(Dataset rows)
# # # # #
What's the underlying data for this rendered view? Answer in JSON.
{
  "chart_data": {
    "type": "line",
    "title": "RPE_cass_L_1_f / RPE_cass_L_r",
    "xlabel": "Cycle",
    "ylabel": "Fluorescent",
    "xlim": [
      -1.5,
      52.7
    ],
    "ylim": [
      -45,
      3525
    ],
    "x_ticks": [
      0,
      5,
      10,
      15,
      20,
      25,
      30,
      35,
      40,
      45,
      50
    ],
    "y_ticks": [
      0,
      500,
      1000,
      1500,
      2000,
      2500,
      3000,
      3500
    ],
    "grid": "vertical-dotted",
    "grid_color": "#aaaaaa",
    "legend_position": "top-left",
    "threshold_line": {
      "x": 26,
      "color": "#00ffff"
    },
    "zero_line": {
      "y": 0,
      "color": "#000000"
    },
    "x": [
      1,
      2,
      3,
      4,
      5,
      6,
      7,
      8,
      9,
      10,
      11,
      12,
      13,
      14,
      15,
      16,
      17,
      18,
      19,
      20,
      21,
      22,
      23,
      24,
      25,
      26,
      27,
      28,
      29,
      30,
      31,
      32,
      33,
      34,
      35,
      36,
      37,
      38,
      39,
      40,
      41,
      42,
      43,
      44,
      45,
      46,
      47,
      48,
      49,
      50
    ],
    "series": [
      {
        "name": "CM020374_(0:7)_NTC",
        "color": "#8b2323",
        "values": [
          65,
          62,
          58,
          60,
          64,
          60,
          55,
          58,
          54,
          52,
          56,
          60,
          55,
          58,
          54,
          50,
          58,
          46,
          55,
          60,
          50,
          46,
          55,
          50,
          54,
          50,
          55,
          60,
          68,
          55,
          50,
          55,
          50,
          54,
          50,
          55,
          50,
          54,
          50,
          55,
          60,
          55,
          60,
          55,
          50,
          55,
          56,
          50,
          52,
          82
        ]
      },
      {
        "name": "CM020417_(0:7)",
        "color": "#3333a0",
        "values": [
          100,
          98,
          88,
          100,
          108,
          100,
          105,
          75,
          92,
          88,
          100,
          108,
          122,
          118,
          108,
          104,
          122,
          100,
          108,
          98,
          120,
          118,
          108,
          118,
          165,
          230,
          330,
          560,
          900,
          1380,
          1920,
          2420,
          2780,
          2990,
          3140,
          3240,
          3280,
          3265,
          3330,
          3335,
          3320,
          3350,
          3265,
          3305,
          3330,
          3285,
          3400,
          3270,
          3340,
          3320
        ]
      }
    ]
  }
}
# # # # #
In the listing, find all lines with the string "name" and copy them.

        "name": "CM020374_(0:7)_NTC",
        "name": "CM020417_(0:7)",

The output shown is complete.